[Rows from a layout dataset]
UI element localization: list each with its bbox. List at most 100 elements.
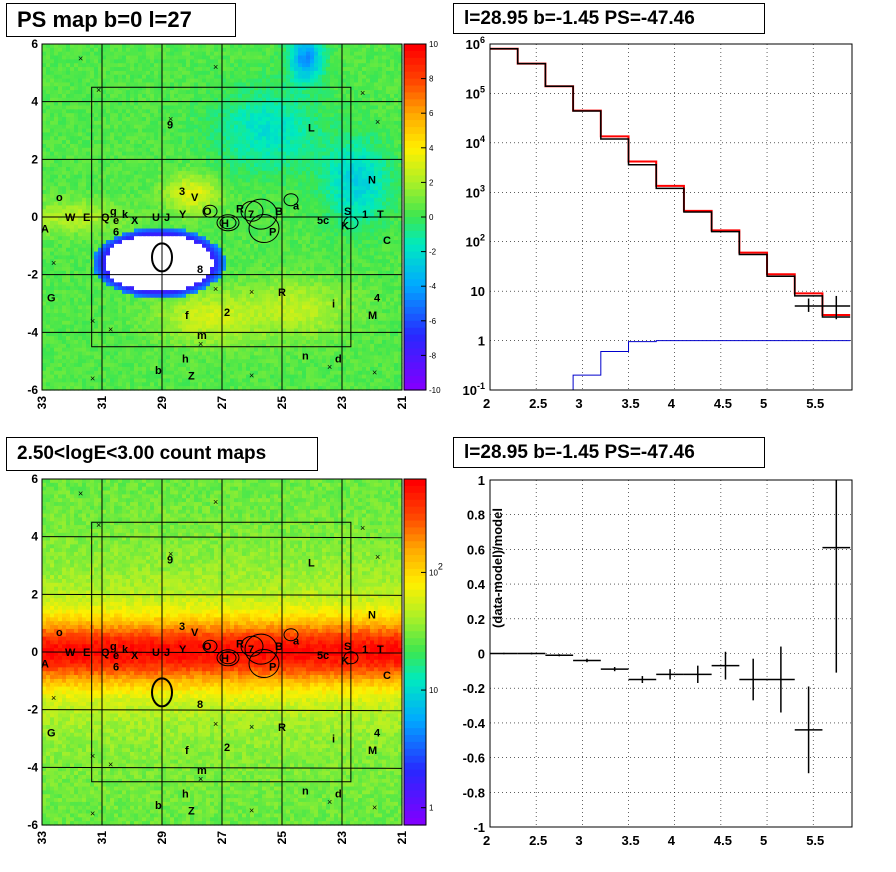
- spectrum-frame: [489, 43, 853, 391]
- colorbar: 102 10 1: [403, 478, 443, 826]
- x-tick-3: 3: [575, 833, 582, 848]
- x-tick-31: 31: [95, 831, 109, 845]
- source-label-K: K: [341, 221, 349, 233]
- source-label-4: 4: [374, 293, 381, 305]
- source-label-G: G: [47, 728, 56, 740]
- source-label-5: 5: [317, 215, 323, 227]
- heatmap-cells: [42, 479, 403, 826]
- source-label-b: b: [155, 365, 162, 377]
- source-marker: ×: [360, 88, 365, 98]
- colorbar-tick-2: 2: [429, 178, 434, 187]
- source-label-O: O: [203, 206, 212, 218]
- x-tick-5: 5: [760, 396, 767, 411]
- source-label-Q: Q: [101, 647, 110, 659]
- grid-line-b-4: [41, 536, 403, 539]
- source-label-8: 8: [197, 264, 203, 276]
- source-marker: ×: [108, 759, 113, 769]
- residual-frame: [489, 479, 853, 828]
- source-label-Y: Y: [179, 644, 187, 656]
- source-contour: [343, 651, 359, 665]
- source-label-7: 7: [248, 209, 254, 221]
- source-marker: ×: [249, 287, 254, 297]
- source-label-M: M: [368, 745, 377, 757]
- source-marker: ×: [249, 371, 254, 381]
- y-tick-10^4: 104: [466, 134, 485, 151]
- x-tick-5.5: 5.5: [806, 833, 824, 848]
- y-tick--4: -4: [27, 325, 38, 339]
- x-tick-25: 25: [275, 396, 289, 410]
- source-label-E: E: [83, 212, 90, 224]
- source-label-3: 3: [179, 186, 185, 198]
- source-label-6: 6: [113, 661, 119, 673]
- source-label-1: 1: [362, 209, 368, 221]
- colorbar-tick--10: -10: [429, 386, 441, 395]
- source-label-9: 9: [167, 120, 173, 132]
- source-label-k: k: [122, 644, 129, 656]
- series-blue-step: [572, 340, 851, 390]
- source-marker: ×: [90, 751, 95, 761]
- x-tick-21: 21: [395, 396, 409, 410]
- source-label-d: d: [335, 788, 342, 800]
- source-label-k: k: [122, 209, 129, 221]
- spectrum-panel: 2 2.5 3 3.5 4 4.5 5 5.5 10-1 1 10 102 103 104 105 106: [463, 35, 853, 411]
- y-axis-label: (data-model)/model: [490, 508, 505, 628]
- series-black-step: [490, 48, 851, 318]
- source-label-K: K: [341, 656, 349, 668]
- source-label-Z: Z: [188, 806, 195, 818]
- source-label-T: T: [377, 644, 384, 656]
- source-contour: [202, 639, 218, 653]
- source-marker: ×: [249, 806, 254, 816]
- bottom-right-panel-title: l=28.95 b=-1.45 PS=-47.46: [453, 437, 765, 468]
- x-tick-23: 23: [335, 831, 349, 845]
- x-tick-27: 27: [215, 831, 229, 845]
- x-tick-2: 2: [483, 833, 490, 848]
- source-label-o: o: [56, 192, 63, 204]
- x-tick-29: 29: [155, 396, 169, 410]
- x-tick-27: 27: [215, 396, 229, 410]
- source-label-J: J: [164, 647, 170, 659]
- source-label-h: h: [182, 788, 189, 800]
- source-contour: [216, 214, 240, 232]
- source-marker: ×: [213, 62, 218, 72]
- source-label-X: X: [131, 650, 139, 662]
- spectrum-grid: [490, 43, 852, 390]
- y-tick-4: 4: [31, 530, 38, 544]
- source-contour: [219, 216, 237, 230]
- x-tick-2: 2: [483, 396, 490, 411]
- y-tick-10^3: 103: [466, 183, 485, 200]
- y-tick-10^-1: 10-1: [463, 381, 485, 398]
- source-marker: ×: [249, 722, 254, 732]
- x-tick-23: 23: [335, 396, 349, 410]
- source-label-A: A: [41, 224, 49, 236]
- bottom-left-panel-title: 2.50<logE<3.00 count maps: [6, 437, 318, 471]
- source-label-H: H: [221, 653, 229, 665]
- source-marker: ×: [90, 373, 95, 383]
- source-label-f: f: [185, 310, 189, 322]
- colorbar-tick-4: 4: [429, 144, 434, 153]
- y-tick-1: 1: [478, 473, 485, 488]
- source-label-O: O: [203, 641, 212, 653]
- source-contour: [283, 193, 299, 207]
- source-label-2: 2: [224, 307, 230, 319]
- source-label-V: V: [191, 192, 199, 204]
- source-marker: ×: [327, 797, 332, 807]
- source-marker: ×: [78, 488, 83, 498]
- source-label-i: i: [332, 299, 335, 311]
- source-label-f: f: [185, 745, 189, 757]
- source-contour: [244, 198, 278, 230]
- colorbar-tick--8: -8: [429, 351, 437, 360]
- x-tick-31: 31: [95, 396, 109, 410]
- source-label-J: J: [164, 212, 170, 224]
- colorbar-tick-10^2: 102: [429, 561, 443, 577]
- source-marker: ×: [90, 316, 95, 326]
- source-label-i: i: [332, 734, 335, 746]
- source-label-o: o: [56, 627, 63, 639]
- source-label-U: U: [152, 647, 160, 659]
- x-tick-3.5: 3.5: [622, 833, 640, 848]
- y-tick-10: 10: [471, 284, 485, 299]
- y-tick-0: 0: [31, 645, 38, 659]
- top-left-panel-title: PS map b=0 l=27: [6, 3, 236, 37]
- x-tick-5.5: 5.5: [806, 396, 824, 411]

---

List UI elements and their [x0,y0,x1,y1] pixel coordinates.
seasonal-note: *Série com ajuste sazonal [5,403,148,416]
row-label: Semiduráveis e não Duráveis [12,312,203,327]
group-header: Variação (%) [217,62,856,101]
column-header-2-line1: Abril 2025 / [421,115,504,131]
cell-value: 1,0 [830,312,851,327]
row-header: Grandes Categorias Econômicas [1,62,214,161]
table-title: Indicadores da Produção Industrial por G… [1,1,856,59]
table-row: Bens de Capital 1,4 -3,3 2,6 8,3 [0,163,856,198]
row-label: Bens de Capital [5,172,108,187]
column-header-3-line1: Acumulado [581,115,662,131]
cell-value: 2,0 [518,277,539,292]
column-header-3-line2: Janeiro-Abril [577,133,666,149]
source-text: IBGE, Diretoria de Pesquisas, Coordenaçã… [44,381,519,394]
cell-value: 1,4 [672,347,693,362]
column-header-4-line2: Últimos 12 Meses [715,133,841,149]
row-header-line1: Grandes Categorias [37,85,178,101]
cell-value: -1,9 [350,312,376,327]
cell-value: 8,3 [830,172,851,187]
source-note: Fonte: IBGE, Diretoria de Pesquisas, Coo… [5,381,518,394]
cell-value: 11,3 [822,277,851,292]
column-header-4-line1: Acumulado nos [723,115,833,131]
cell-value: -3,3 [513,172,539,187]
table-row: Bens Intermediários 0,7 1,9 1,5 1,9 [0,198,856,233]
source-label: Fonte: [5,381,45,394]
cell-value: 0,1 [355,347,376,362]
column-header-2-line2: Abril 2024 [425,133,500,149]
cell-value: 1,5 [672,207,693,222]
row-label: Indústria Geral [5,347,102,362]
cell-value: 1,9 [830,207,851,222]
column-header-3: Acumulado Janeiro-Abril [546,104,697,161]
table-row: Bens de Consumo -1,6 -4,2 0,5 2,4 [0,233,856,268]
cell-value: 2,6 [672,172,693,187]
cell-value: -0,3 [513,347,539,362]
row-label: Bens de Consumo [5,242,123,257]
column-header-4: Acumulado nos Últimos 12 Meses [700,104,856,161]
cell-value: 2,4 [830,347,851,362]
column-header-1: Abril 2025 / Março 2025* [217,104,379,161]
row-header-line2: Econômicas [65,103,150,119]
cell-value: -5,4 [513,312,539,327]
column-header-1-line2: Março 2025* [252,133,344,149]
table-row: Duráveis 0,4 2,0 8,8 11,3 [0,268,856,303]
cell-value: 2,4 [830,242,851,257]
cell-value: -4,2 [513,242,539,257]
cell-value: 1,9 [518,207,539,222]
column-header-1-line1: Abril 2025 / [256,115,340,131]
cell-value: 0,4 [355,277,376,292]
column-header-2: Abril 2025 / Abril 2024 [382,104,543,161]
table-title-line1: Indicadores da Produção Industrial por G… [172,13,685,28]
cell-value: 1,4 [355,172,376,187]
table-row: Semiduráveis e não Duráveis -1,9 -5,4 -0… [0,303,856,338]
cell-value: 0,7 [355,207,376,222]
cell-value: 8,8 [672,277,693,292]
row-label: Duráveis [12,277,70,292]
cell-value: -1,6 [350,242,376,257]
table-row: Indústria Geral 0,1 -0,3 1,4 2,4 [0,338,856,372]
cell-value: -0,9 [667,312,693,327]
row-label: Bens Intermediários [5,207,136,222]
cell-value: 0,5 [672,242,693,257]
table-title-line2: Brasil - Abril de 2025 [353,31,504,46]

_Problem statement:_
Copy the material from the line containing "List UI elements" through the line containing "table-title: Indicadores da", both included, without changing anything.

_Answer below:_
List UI elements and their [x0,y0,x1,y1] pixel coordinates.
seasonal-note: *Série com ajuste sazonal [5,403,148,416]
row-label: Semiduráveis e não Duráveis [12,312,203,327]
group-header: Variação (%) [217,62,856,101]
column-header-2-line1: Abril 2025 / [421,115,504,131]
cell-value: 1,0 [830,312,851,327]
row-header: Grandes Categorias Econômicas [1,62,214,161]
table-title: Indicadores da Produção Industrial por G… [1,1,856,59]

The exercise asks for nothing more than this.